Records
[Begin]

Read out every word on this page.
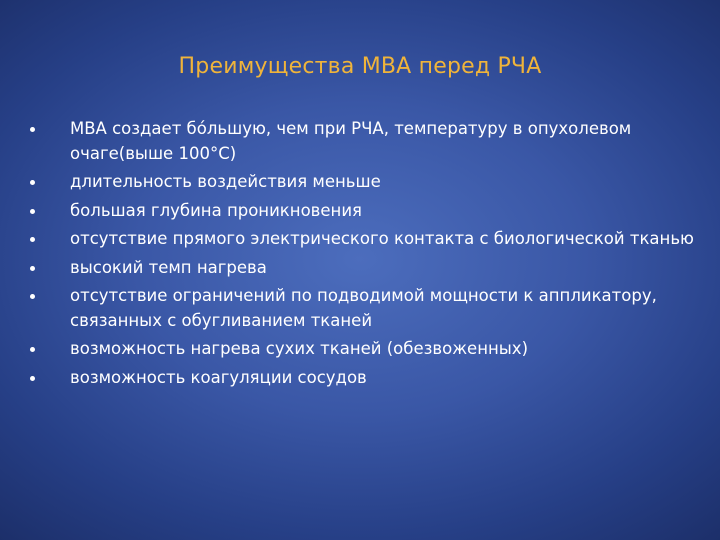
Преимущества МВА перед РЧА
МВА создает бóльшую, чем при РЧА, температуру в опухолевом очаге(выше 100°С)
длительность воздействия меньше
большая глубина проникновения
отсутствие прямого электрического контакта с биологической тканью
высокий темп нагрева
отсутствие ограничений по подводимой мощности к аппликатору, связанных с обугливанием тканей
возможность нагрева сухих тканей (обезвоженных)
возможность коагуляции сосудов
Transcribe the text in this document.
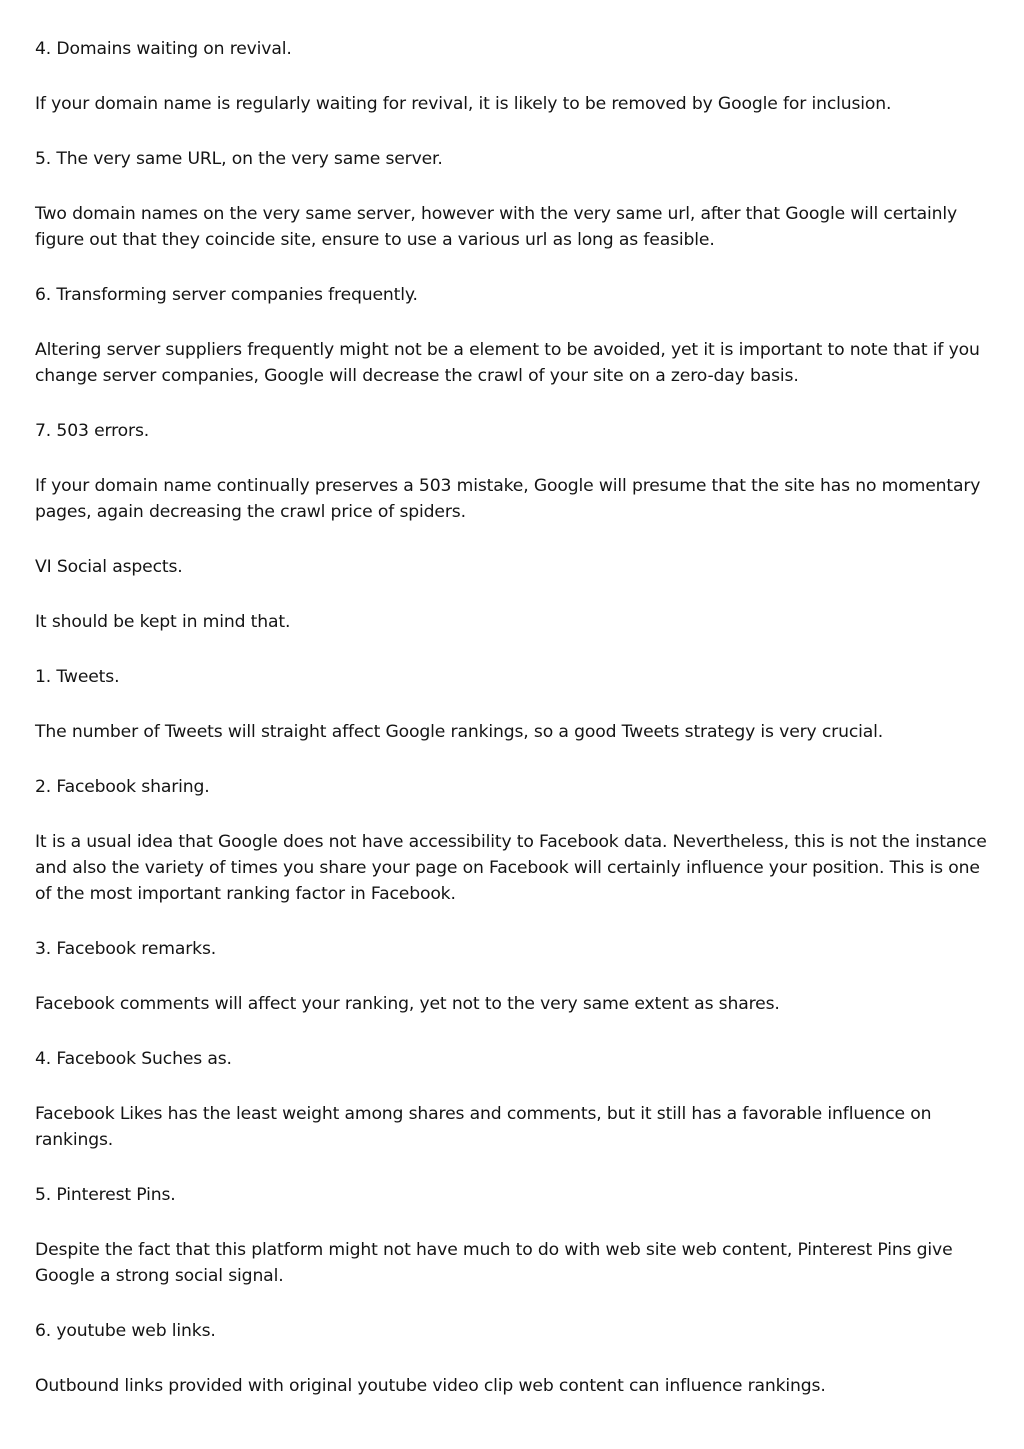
4. Domains waiting on revival.

If your domain name is regularly waiting for revival, it is likely to be removed by Google for inclusion.

5. The very same URL, on the very same server.

Two domain names on the very same server, however with the very same url, after that Google will certainly figure out that they coincide site, ensure to use a various url as long as feasible.

6. Transforming server companies frequently.

Altering server suppliers frequently might not be a element to be avoided, yet it is important to note that if you change server companies, Google will decrease the crawl of your site on a zero-day basis.

7. 503 errors.

If your domain name continually preserves a 503 mistake, Google will presume that the site has no momentary pages, again decreasing the crawl price of spiders.

VI Social aspects.

It should be kept in mind that.

1. Tweets.

The number of Tweets will straight affect Google rankings, so a good Tweets strategy is very crucial.

2. Facebook sharing.

It is a usual idea that Google does not have accessibility to Facebook data. Nevertheless, this is not the instance and also the variety of times you share your page on Facebook will certainly influence your position. This is one of the most important ranking factor in Facebook.

3. Facebook remarks.

Facebook comments will affect your ranking, yet not to the very same extent as shares.

4. Facebook Suches as.

Facebook Likes has the least weight among shares and comments, but it still has a favorable influence on rankings.

5. Pinterest Pins.

Despite the fact that this platform might not have much to do with web site web content, Pinterest Pins give Google a strong social signal.

6. youtube web links.

Outbound links provided with original youtube video clip web content can influence rankings.
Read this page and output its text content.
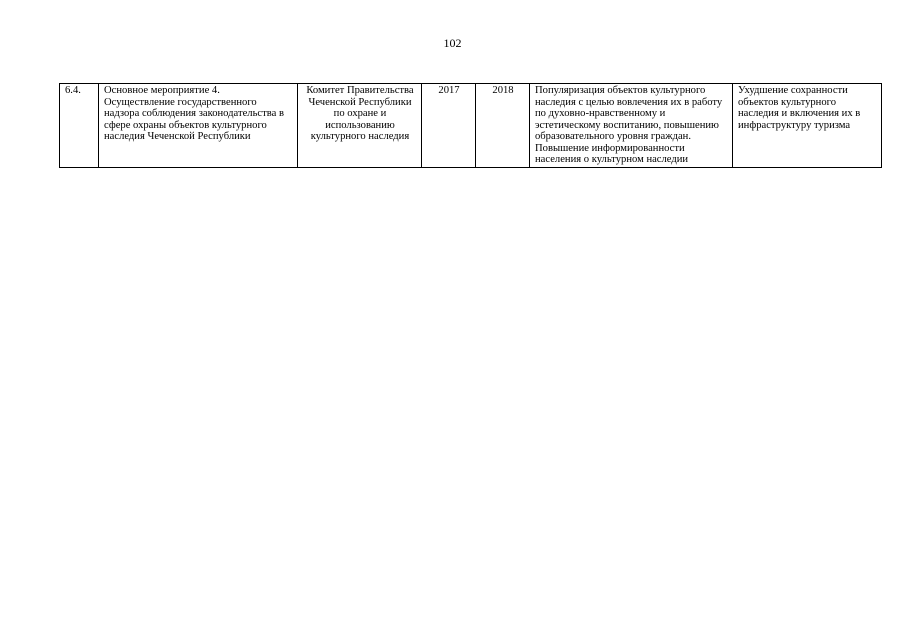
102
6.4.	Основное мероприятие 4. Осуществление государственного надзора соблюдения законодательства в сфере охраны объектов культурного наследия Чеченской Республики	Комитет Правительства Чеченской Республики по охране и использованию культурного наследия	2017	2018	Популяризация объектов культурного наследия с целью вовлечения их в работу по духовно-нравственному и эстетическому воспитанию, повышению образовательного уровня граждан. Повышение информированности населения о культурном наследии	Ухудшение сохранности объектов культурного наследия и включения их в инфраструктуру туризма
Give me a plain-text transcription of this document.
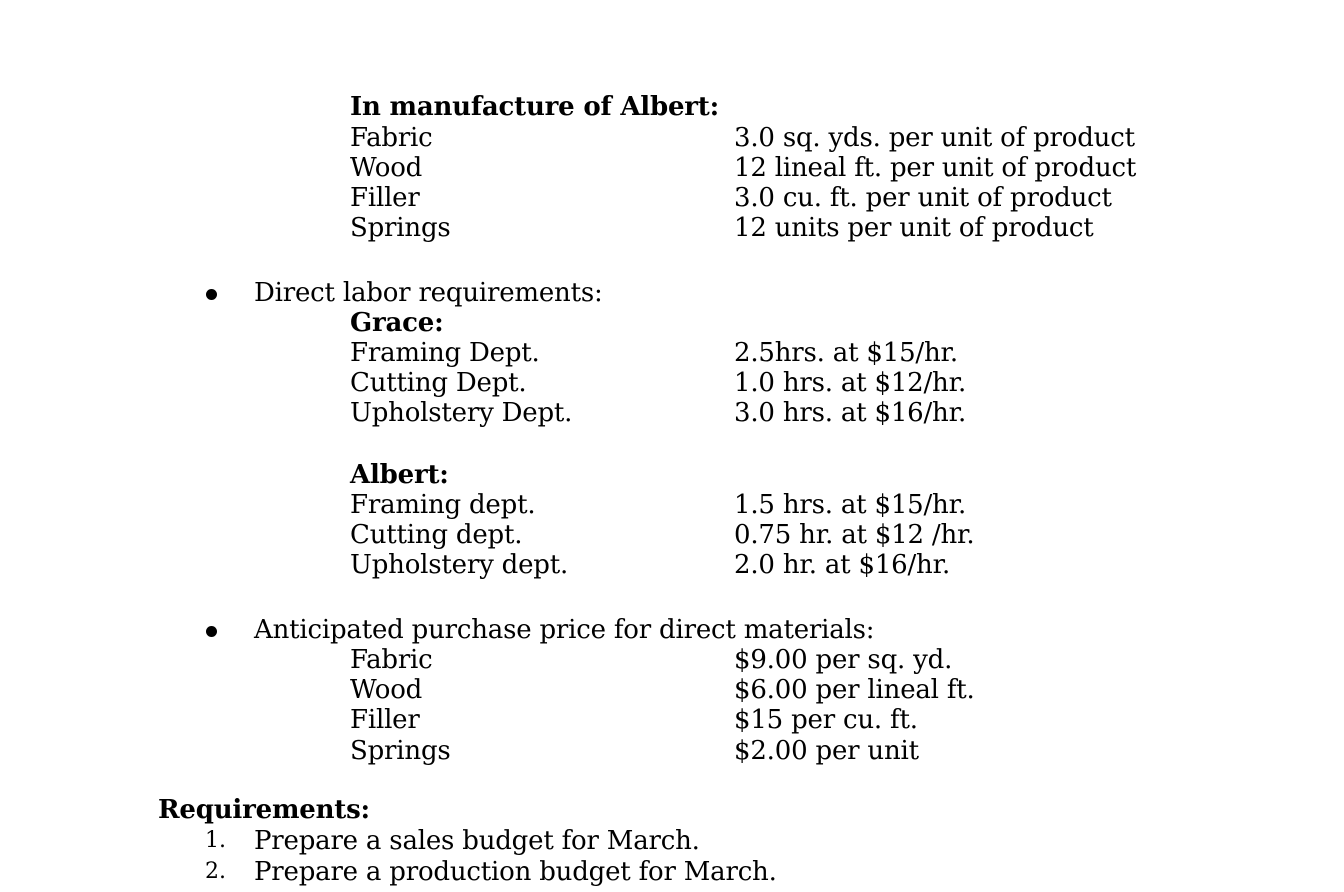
In manufacture of Albert:
Fabric	3.0 sq. yds. per unit of product
Wood	12 lineal ft. per unit of product
Filler	3.0 cu. ft. per unit of product
Springs	12 units per unit of product
Direct labor requirements:
Grace:
Framing Dept.	2.5hrs. at $15/hr.
Cutting Dept.	1.0 hrs. at $12/hr.
Upholstery Dept.	3.0 hrs. at $16/hr.
Albert:
Framing dept.	1.5 hrs. at $15/hr.
Cutting dept.	0.75 hr. at $12 /hr.
Upholstery dept.	2.0 hr. at $16/hr.
Anticipated purchase price for direct materials:
Fabric	$9.00 per sq. yd.
Wood	$6.00 per lineal ft.
Filler	$15 per cu. ft.
Springs	$2.00 per unit
Requirements:
1. Prepare a sales budget for March.
2. Prepare a production budget for March.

[End]

» REQUIREMENT:
Every entry must be transcribed exactly. Pictures do not belong in the copy.

» RIGHT ANSWER:
Read out every word on this page.
Преимущества МВА перед РЧА
МВА создает бóльшую, чем при РЧА, температуру в опухолевом очаге(выше 100°С)
длительность воздействия меньше
большая глубина проникновения
отсутствие прямого электрического контакта с биологической тканью
высокий темп нагрева
отсутствие ограничений по подводимой мощности к аппликатору, связанных с обугливанием тканей
возможность нагрева сухих тканей (обезвоженных)
возможность коагуляции сосудов
Transcribe the text in this document.
4. Domains waiting on revival.

If your domain name is regularly waiting for revival, it is likely to be removed by Google for inclusion.

5. The very same URL, on the very same server.

Two domain names on the very same server, however with the very same url, after that Google will certainly figure out that they coincide site, ensure to use a various url as long as feasible.

6. Transforming server companies frequently.

Altering server suppliers frequently might not be a element to be avoided, yet it is important to note that if you change server companies, Google will decrease the crawl of your site on a zero-day basis.

7. 503 errors.

If your domain name continually preserves a 503 mistake, Google will presume that the site has no momentary pages, again decreasing the crawl price of spiders.

VI Social aspects.

It should be kept in mind that.

1. Tweets.

The number of Tweets will straight affect Google rankings, so a good Tweets strategy is very crucial.

2. Facebook sharing.

It is a usual idea that Google does not have accessibility to Facebook data. Nevertheless, this is not the instance and also the variety of times you share your page on Facebook will certainly influence your position. This is one of the most important ranking factor in Facebook.

3. Facebook remarks.

Facebook comments will affect your ranking, yet not to the very same extent as shares.

4. Facebook Suches as.

Facebook Likes has the least weight among shares and comments, but it still has a favorable influence on rankings.

5. Pinterest Pins.

Despite the fact that this platform might not have much to do with web site web content, Pinterest Pins give Google a strong social signal.

6. youtube web links.

Outbound links provided with original youtube video clip web content can influence rankings.
Read this page and output its text content.
102
6.4.	Основное мероприятие 4. Осуществление государственного надзора соблюдения законодательства в сфере охраны объектов культурного наследия Чеченской Республики	Комитет Правительства Чеченской Республики по охране и использованию культурного наследия	2017	2018	Популяризация объектов культурного наследия с целью вовлечения их в работу по духовно-нравственному и эстетическому воспитанию, повышению образовательного уровня граждан. Повышение информированности населения о культурном наследии	Ухудшение сохранности объектов культурного наследия и включения их в инфраструктуру туризма
Give me a plain-text transcription of this document.
In manufacture of Albert:
Fabric	3.0 sq. yds. per unit of product
Wood	12 lineal ft. per unit of product
Filler	3.0 cu. ft. per unit of product
Springs	12 units per unit of product
Direct labor requirements:
Grace:
Framing Dept.	2.5hrs. at $15/hr.
Cutting Dept.	1.0 hrs. at $12/hr.
Upholstery Dept.	3.0 hrs. at $16/hr.
Albert:
Framing dept.	1.5 hrs. at $15/hr.
Cutting dept.	0.75 hr. at $12 /hr.
Upholstery dept.	2.0 hr. at $16/hr.
Anticipated purchase price for direct materials:
Fabric	$9.00 per sq. yd.
Wood	$6.00 per lineal ft.
Filler	$15 per cu. ft.
Springs	$2.00 per unit
Requirements:
1. Prepare a sales budget for March.
2. Prepare a production budget for March.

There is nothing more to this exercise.